▶ [TEXTE]
Par Cécile Philippe.
Le principe de précaution prétend nous protéger contre les risques liés aux technologies, qu’elles soient nouvelles ou anciennes, qu’ils concernent l’environnement ou notre santé. Derrière une logique en apparence irréfutable, ce principe conduit à rejeter toute innovation faute de certitude absolue sur les éventuels effets indésirables. Le « risque zéro » n’existe pas. Et l’absence absolue de toute nuisance potentielle constitue un piètre critère de choix politique. De surcroît, on chercherait en vain, encore aujourd’hui, une définition universellement admise de ce principe. Il est devenu une notion « passe-partout » qui permet d’interdire n’importe quel produit ou technologie, même quand il existe un quasi consensus quant à son innocuité.

▶ [CONSIGNE]
Pour chacune des affirmations (a), (b) et (c), indiquez par oui ou par non si elle concorde avec le texte sur le principe de précaution, en citant mot pour mot le passage qui permet de trancher.
(a) Il existe aujourd'hui une définition universellement admise du principe de précaution.
(b) Le « risque zéro » n'existe pas.
(c) Le principe de précaution permet d'interdire un produit même lorsqu'un quasi consensus existe sur son innocuité.

[Items à cadres étiquetés]

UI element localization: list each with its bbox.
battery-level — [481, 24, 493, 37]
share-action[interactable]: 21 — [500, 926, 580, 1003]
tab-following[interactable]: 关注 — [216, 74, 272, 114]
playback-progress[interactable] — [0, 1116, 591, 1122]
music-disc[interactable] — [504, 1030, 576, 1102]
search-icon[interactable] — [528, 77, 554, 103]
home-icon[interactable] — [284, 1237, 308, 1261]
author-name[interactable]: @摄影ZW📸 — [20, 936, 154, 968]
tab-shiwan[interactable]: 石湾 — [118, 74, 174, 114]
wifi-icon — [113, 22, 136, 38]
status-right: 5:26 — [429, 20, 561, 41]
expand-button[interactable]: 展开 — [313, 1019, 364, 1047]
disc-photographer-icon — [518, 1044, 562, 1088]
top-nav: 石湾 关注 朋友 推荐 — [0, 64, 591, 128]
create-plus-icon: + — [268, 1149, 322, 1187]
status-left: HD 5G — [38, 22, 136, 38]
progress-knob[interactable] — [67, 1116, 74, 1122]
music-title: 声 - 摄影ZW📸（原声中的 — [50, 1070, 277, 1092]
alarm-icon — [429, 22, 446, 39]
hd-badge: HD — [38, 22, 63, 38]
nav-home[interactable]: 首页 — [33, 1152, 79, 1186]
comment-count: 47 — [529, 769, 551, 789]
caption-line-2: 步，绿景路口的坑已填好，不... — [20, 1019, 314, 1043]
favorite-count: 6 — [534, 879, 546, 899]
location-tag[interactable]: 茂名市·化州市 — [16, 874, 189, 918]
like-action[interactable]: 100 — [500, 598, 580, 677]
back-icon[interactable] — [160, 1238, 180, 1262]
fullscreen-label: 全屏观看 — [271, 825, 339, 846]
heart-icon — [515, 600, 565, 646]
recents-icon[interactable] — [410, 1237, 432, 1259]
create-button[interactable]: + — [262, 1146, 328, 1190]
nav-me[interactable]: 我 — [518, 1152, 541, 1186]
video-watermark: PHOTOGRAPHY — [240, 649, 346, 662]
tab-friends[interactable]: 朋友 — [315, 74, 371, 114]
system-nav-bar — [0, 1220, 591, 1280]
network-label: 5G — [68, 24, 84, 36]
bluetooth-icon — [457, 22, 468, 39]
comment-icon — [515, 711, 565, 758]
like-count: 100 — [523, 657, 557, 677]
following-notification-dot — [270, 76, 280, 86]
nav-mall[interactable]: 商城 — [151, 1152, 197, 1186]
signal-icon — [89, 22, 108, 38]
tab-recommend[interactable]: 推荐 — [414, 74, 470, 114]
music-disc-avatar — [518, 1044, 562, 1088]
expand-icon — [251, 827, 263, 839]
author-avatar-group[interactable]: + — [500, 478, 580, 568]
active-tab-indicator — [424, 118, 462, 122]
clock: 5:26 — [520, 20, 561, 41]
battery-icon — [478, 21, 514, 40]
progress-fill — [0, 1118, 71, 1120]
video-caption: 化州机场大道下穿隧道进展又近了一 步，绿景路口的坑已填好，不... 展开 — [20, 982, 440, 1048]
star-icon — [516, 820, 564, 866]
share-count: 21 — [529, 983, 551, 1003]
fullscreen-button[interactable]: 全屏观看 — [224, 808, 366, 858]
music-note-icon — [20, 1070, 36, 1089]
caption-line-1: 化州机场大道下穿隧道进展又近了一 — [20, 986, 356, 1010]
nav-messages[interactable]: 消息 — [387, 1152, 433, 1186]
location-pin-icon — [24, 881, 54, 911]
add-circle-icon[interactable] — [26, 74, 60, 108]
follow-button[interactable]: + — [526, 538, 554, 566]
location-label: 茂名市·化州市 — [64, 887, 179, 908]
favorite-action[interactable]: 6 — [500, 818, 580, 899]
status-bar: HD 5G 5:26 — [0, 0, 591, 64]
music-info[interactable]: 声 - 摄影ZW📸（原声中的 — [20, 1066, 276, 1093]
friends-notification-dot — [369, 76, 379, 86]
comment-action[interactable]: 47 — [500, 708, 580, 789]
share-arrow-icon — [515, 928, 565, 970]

▶ [RÉPONSE]
(a) Non : « on chercherait en vain, encore aujourd’hui, une définition universellement admise de ce principe ».
(b) Oui : « Le « risque zéro » n’existe pas. »
(c) Oui : « permet d’interdire n’importe quel produit ou technologie, même quand il existe un quasi consensus quant à son innocuité ».